== WHAT THE EXERCISE ASKS ==
Filter these entries, keeping only lines that hold the word "نواز".

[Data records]

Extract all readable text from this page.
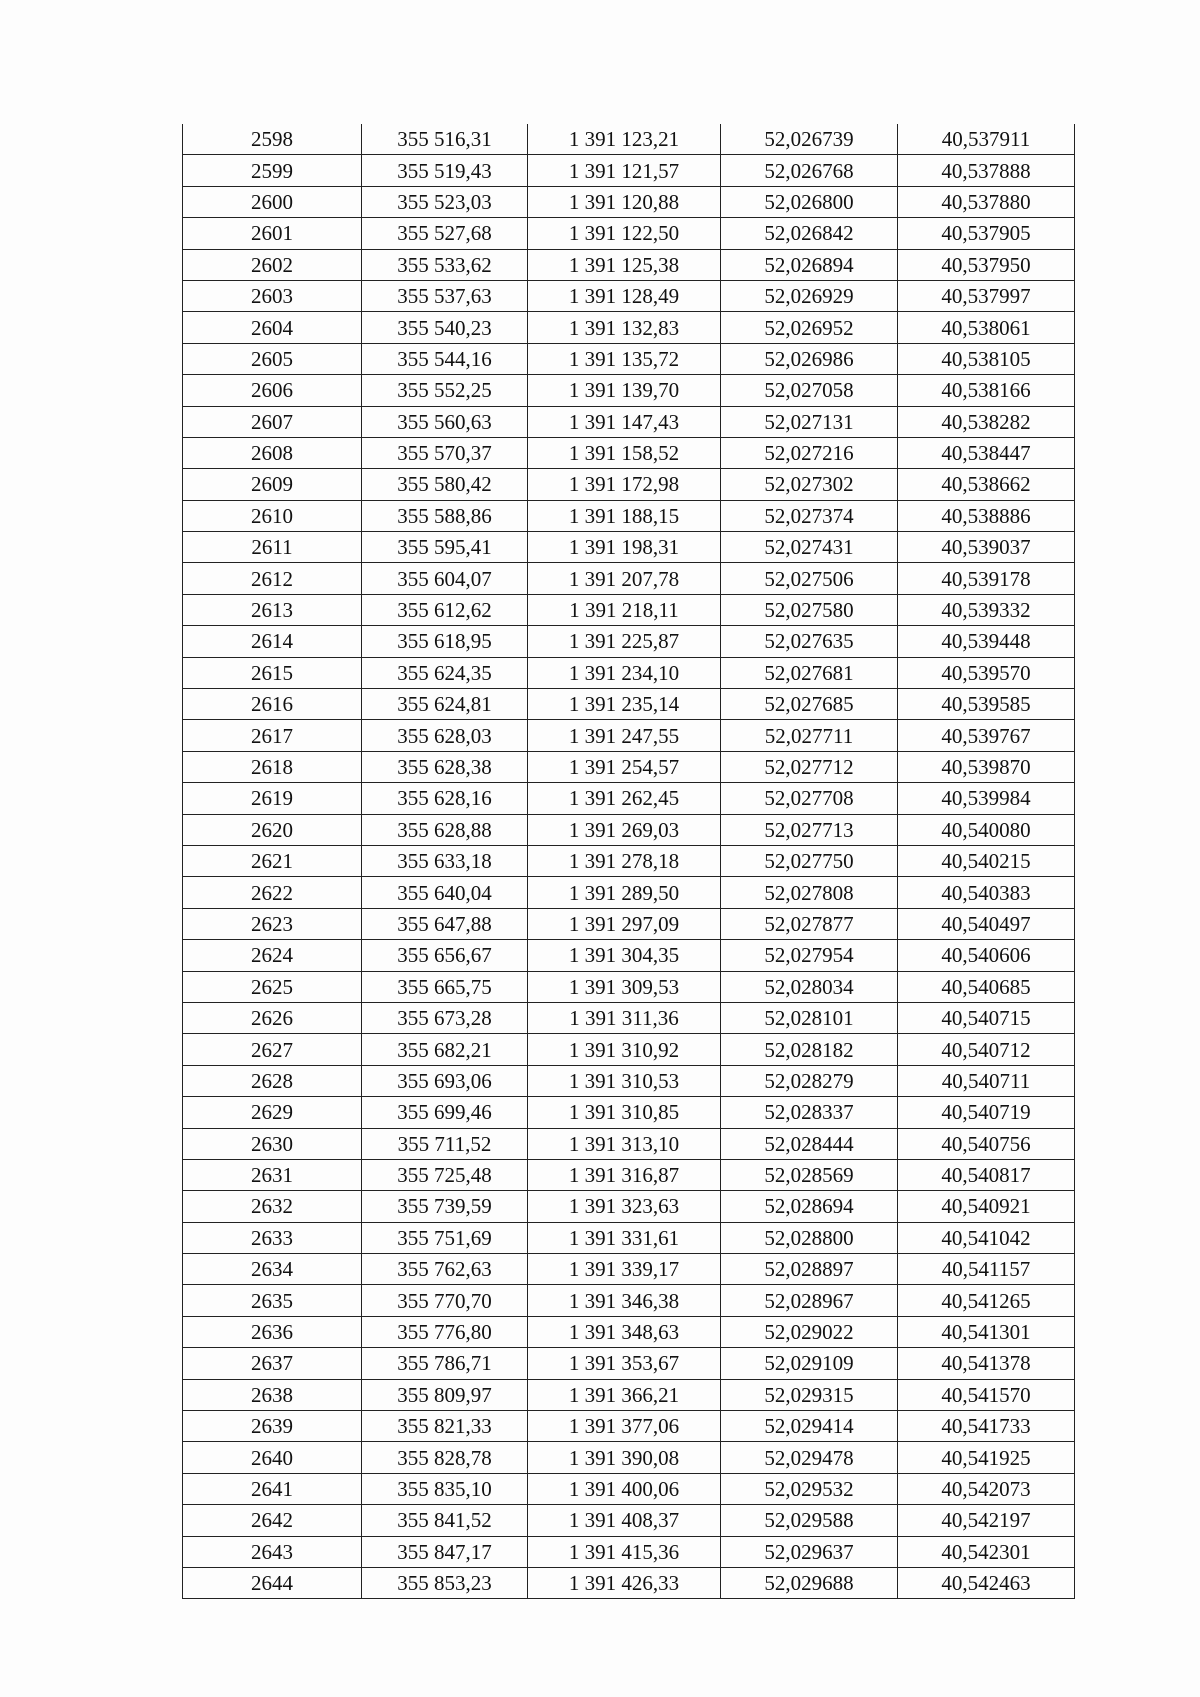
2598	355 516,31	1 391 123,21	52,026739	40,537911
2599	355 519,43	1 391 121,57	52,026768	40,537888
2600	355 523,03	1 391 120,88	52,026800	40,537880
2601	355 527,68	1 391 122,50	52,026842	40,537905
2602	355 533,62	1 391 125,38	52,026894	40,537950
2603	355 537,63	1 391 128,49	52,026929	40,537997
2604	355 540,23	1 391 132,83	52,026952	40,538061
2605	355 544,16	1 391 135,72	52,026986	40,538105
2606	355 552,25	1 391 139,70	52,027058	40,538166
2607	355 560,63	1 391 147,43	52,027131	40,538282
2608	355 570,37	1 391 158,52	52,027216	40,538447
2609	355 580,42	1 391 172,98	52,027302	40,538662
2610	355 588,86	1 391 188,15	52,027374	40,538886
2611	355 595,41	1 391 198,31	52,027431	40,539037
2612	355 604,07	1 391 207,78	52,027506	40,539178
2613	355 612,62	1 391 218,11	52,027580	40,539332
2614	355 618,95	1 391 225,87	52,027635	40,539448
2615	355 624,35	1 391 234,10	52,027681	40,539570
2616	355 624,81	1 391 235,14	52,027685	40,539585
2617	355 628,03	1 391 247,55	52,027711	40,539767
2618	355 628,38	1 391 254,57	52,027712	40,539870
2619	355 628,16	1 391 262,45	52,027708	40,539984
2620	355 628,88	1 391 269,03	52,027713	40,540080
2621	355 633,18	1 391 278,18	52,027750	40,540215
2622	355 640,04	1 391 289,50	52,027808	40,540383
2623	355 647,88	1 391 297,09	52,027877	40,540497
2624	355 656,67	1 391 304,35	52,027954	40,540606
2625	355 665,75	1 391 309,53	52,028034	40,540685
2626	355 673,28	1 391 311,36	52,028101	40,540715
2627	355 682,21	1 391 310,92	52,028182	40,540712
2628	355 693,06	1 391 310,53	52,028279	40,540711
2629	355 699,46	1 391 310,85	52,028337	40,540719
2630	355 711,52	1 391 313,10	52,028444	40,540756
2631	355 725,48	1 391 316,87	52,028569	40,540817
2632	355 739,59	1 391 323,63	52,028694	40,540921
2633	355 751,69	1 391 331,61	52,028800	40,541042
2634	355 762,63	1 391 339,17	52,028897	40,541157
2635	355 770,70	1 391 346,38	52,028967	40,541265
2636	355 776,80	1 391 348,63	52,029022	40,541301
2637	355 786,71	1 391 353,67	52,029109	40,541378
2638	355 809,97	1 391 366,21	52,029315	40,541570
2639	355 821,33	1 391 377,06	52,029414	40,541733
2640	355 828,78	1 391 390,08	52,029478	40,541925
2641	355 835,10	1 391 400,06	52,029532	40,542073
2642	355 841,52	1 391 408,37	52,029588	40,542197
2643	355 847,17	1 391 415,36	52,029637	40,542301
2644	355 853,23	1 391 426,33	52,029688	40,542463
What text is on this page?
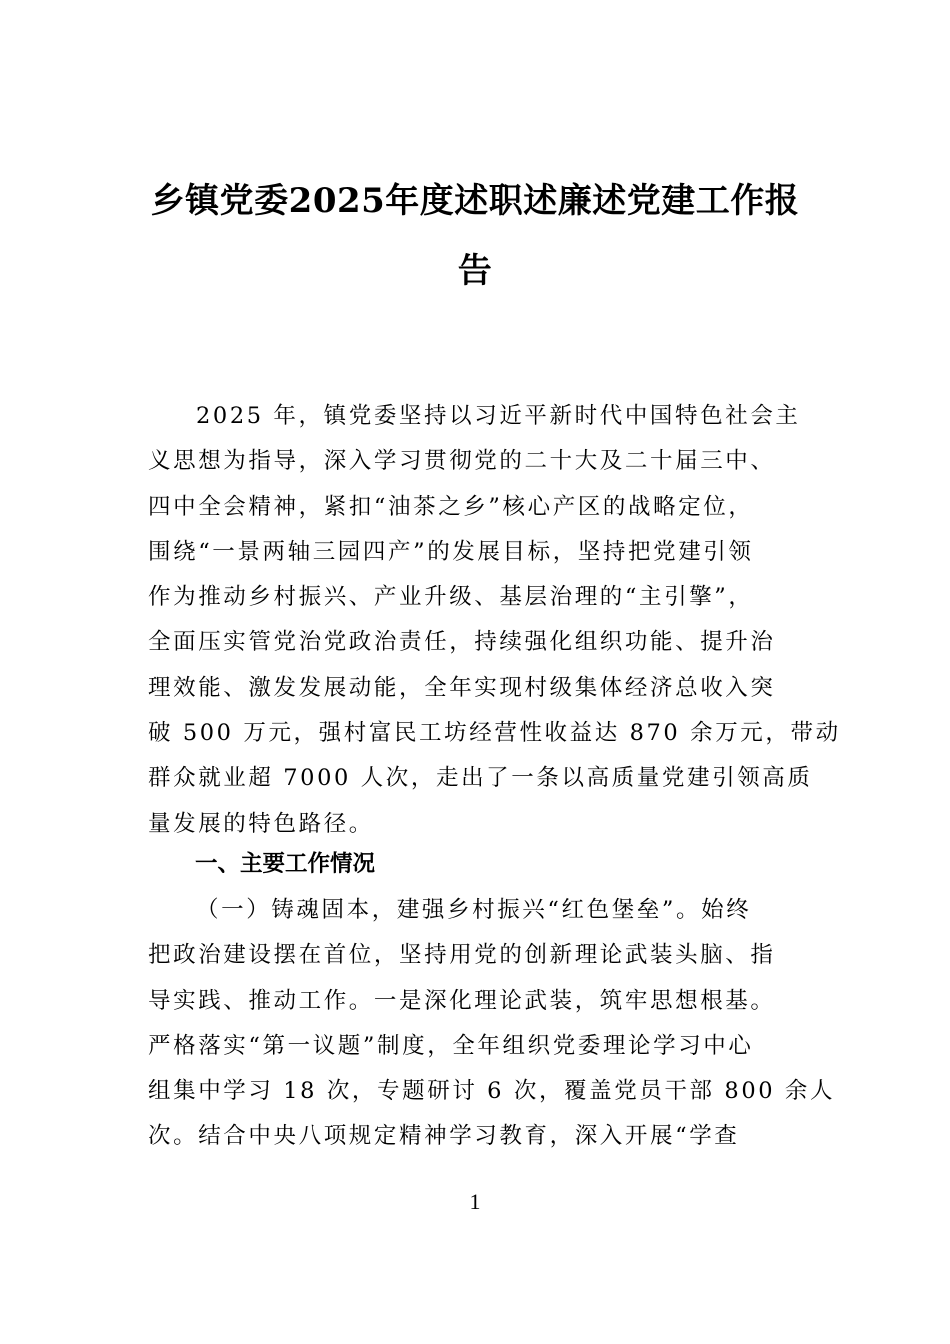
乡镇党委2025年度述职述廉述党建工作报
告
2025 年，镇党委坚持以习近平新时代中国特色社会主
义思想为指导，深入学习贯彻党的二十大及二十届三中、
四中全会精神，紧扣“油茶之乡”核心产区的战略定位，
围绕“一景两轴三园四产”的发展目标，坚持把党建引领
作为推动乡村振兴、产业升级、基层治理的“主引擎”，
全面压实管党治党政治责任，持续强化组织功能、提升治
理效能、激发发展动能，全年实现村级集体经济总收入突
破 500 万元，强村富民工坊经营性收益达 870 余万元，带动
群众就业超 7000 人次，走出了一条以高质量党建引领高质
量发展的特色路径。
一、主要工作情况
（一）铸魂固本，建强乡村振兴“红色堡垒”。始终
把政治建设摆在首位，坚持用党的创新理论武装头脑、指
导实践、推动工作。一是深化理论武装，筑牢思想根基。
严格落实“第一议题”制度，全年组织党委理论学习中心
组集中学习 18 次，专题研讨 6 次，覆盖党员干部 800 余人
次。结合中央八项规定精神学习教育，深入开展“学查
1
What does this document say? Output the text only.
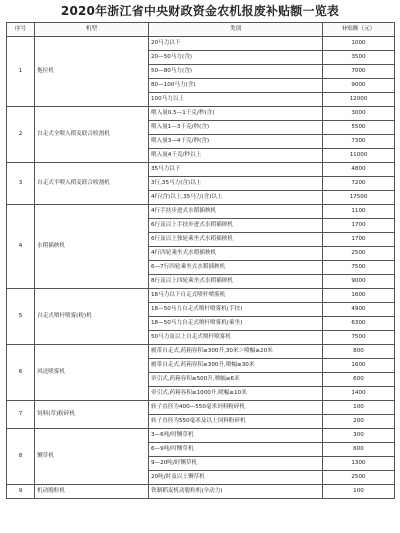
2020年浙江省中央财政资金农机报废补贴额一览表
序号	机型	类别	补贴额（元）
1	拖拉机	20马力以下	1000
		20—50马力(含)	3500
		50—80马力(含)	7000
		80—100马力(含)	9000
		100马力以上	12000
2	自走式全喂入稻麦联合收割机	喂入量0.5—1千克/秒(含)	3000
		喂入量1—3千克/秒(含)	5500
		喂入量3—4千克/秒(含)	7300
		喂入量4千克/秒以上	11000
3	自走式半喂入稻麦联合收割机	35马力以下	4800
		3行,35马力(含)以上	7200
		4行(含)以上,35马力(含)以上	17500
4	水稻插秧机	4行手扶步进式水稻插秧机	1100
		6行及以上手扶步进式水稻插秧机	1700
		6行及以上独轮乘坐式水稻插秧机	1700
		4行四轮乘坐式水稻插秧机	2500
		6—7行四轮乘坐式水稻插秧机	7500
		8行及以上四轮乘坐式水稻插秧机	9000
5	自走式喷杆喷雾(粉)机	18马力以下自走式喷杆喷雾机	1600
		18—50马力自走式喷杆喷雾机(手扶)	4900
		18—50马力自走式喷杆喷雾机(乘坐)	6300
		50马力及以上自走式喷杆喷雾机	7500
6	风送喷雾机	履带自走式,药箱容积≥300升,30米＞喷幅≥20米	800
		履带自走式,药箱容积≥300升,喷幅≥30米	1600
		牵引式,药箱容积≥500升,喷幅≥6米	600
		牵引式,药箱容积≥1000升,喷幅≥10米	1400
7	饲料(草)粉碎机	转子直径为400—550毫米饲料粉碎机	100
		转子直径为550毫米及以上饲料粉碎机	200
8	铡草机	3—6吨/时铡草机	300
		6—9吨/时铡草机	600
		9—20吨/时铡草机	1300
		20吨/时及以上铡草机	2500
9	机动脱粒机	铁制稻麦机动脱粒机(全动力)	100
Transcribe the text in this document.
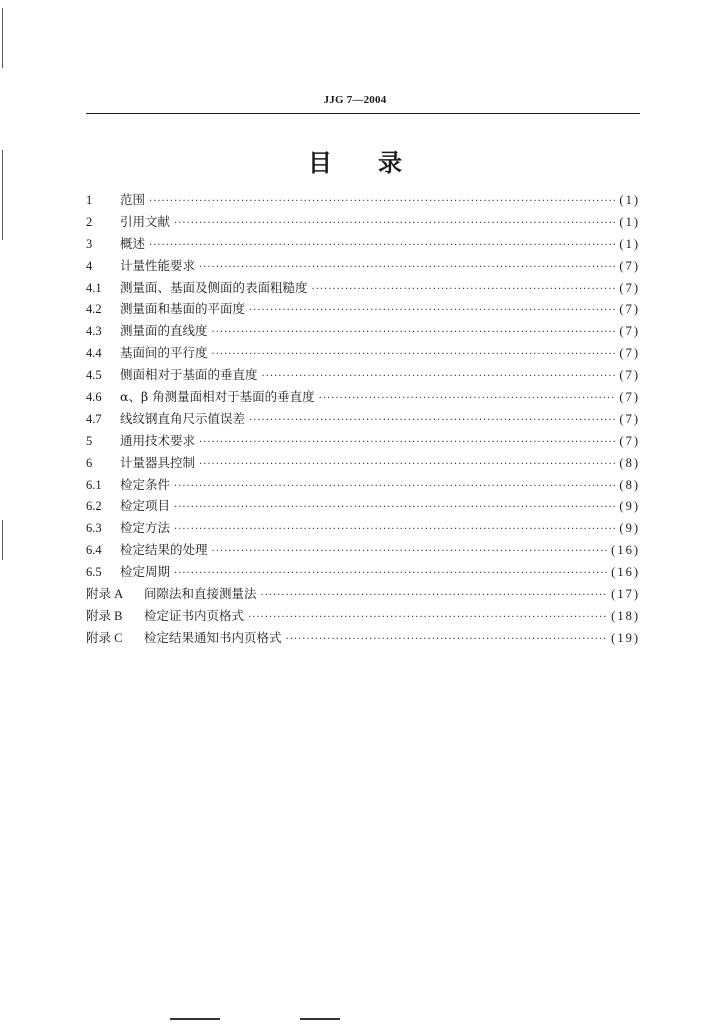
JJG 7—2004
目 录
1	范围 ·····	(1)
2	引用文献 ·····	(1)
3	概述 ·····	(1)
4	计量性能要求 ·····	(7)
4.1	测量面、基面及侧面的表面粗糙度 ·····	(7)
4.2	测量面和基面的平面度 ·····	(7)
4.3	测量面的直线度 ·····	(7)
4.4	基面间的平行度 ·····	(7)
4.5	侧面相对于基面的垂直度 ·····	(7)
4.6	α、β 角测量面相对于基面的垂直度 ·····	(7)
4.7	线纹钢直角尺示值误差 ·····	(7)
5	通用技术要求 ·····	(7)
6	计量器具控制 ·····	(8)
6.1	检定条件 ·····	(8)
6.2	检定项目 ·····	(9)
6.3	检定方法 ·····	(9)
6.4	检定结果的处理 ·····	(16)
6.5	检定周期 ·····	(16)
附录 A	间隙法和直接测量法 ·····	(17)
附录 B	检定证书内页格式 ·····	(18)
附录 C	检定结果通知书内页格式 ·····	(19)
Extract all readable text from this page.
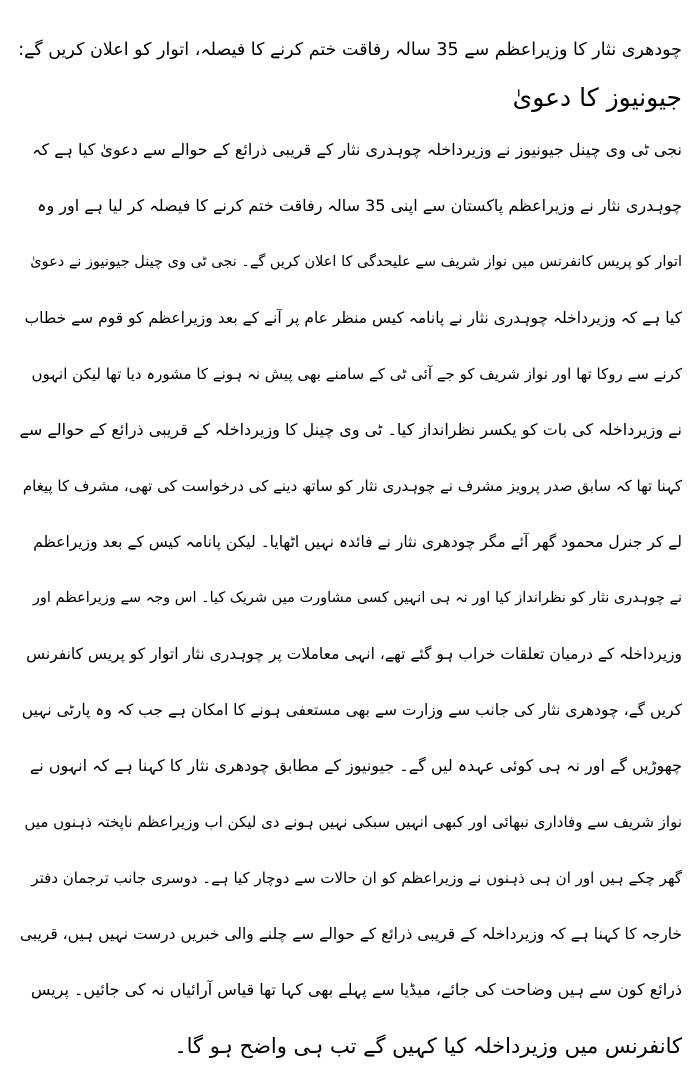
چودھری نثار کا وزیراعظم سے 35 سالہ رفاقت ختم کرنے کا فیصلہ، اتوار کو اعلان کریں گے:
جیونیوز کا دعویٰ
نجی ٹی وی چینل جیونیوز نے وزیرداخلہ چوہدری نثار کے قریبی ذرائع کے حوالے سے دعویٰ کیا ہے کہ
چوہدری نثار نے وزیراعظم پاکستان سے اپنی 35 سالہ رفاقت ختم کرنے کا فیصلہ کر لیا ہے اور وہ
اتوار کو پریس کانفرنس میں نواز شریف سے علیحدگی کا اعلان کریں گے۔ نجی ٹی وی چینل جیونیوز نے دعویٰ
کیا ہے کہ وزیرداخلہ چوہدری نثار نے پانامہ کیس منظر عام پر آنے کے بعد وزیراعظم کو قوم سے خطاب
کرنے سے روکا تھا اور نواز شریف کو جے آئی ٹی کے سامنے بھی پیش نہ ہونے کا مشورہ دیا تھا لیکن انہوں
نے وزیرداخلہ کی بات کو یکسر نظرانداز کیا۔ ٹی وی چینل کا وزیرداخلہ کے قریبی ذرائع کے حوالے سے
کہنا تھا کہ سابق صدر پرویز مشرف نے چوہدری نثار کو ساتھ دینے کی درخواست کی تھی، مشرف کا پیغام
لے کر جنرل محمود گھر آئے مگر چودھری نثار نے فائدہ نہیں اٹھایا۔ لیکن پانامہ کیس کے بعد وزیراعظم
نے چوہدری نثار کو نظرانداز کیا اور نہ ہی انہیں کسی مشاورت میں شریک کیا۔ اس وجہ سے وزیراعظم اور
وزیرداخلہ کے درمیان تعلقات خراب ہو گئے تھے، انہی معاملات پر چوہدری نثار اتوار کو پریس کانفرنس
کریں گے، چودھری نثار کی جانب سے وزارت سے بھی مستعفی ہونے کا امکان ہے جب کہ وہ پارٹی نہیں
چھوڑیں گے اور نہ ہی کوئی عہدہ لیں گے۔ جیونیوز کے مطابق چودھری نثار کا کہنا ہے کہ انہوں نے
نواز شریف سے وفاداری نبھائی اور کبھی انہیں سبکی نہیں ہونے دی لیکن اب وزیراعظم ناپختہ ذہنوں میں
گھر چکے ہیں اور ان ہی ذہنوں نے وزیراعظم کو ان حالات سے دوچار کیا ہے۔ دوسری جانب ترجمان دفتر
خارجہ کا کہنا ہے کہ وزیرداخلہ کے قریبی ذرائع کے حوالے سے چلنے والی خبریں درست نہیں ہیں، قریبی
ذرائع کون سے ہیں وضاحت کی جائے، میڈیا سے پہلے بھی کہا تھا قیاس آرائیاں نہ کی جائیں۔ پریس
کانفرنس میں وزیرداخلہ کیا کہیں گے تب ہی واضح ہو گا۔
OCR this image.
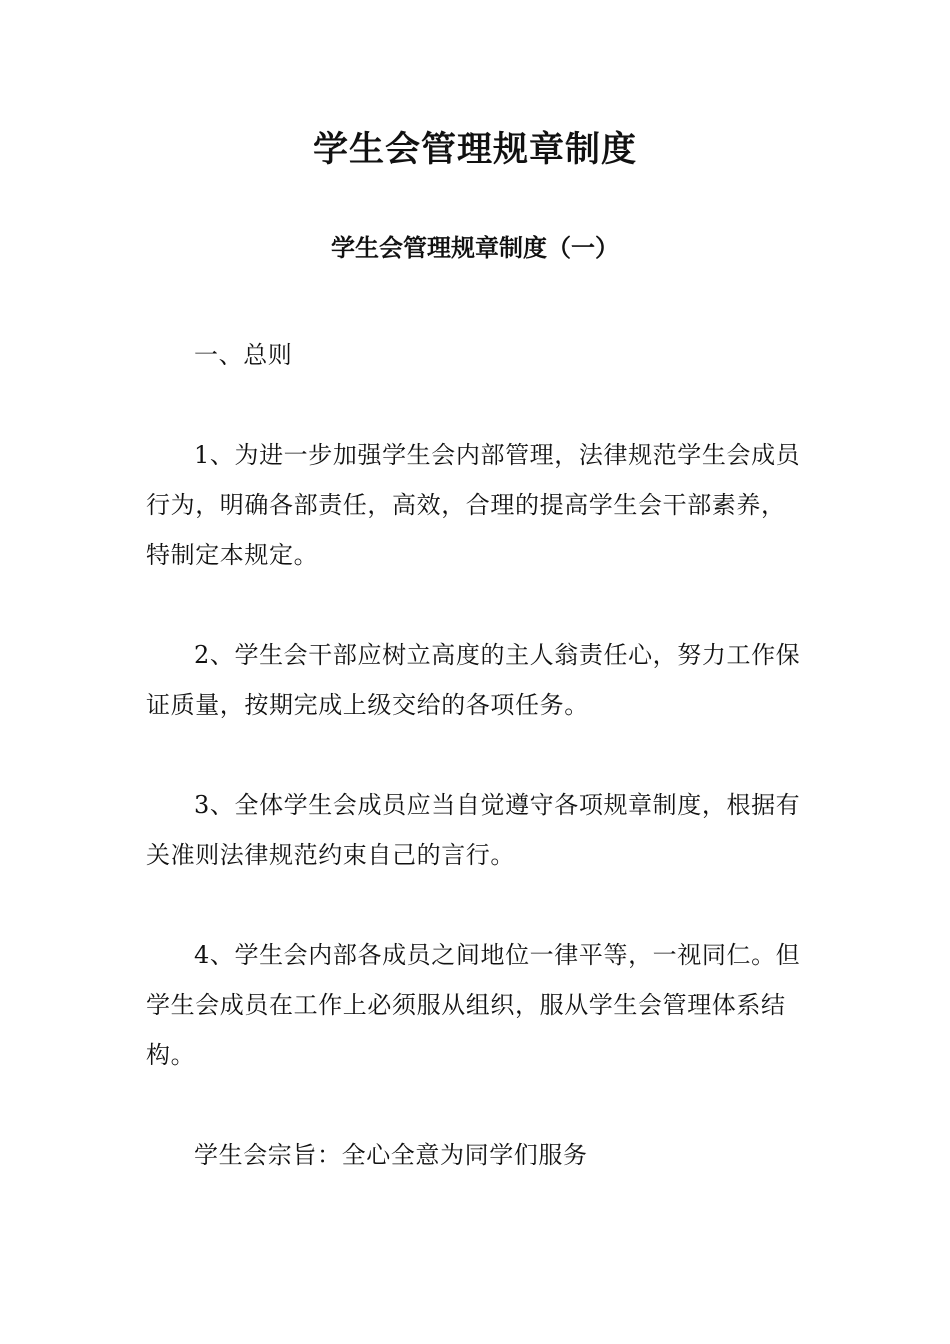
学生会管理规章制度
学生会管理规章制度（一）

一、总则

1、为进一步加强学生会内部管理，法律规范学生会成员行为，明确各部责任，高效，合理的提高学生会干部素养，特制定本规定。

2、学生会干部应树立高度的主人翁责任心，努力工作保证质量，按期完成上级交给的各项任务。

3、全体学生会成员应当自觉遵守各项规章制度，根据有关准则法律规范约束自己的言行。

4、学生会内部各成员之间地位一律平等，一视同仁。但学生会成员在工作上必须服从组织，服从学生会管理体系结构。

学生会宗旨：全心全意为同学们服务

== FINISHED ANSWER ==
اتوار کو پریس کانفرنس میں نواز شریف سے علیحدگی کا اعلان کریں گے۔ نجی ٹی وی چینل جیونیوز نے دعویٰ
کرنے سے روکا تھا اور نواز شریف کو جے آئی ٹی کے سامنے بھی پیش نہ ہونے کا مشورہ دیا تھا لیکن انہوں
نواز شریف سے وفاداری نبھائی اور کبھی انہیں سبکی نہیں ہونے دی لیکن اب وزیراعظم ناپختہ ذہنوں میں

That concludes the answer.